== Available records ==

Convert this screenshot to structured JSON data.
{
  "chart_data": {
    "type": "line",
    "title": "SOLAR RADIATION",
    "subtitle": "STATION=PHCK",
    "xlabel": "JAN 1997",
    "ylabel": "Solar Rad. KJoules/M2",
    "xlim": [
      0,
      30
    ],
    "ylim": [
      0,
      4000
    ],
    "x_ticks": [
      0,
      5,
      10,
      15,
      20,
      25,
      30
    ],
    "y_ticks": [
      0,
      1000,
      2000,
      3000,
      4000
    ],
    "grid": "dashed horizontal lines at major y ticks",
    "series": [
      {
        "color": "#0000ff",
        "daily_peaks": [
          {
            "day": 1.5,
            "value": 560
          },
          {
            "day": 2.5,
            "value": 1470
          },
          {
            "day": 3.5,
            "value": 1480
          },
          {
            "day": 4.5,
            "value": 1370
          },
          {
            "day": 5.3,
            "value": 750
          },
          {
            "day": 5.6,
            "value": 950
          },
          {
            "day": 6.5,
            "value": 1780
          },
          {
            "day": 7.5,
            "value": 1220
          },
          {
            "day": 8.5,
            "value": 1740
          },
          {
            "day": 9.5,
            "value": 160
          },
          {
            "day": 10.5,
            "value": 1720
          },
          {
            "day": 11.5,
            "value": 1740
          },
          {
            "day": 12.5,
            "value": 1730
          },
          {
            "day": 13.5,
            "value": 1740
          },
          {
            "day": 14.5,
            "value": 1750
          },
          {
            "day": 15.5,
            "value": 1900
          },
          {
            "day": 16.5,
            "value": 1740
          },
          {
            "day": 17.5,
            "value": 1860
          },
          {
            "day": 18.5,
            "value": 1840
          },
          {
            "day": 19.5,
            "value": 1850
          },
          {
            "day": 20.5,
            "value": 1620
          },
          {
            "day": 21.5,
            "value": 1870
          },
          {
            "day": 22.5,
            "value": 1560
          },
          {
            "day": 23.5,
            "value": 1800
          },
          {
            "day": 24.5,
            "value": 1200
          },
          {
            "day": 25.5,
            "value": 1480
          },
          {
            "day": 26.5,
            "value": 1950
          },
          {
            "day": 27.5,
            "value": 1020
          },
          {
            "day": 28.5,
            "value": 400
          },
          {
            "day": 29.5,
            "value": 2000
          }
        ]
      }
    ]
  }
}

===

Your instructions:
Repeat each entry word for word.

Complete response:
Convert this screenshot to structured JSON data.
{
  "chart_data": {
    "type": "line",
    "title": "SOLAR RADIATION",
    "subtitle": "STATION=PHCK",
    "xlabel": "JAN 1997",
    "ylabel": "Solar Rad. KJoules/M2",
    "xlim": [
      0,
      30
    ],
    "ylim": [
      0,
      4000
    ],
    "x_ticks": [
      0,
      5,
      10,
      15,
      20,
      25,
      30
    ],
    "y_ticks": [
      0,
      1000,
      2000,
      3000,
      4000
    ],
    "grid": "dashed horizontal lines at major y ticks",
    "series": [
      {
        "color": "#0000ff",
        "daily_peaks": [
          {
            "day": 1.5,
            "value": 560
          },
          {
            "day": 2.5,
            "value": 1470
          },
          {
            "day": 3.5,
            "value": 1480
          },
          {
            "day": 4.5,
            "value": 1370
          },
          {
            "day": 5.3,
            "value": 750
          },
          {
            "day": 5.6,
            "value": 950
          },
          {
            "day": 6.5,
            "value": 1780
          },
          {
            "day": 7.5,
            "value": 1220
          },
          {
            "day": 8.5,
            "value": 1740
          },
          {
            "day": 9.5,
            "value": 160
          },
          {
            "day": 10.5,
            "value": 1720
          },
          {
            "day": 11.5,
            "value": 1740
          },
          {
            "day": 12.5,
            "value": 1730
          },
          {
            "day": 13.5,
            "value": 1740
          },
          {
            "day": 14.5,
            "value": 1750
          },
          {
            "day": 15.5,
            "value": 1900
          },
          {
            "day": 16.5,
            "value": 1740
          },
          {
            "day": 17.5,
            "value": 1860
          },
          {
            "day": 18.5,
            "value": 1840
          },
          {
            "day": 19.5,
            "value": 1850
          },
          {
            "day": 20.5,
            "value": 1620
          },
          {
            "day": 21.5,
            "value": 1870
          },
          {
            "day": 22.5,
            "value": 1560
          },
          {
            "day": 23.5,
            "value": 1800
          },
          {
            "day": 24.5,
            "value": 1200
          },
          {
            "day": 25.5,
            "value": 1480
          },
          {
            "day": 26.5,
            "value": 1950
          },
          {
            "day": 27.5,
            "value": 1020
          },
          {
            "day": 28.5,
            "value": 400
          },
          {
            "day": 29.5,
            "value": 2000
          }
        ]
      }
    ]
  }
}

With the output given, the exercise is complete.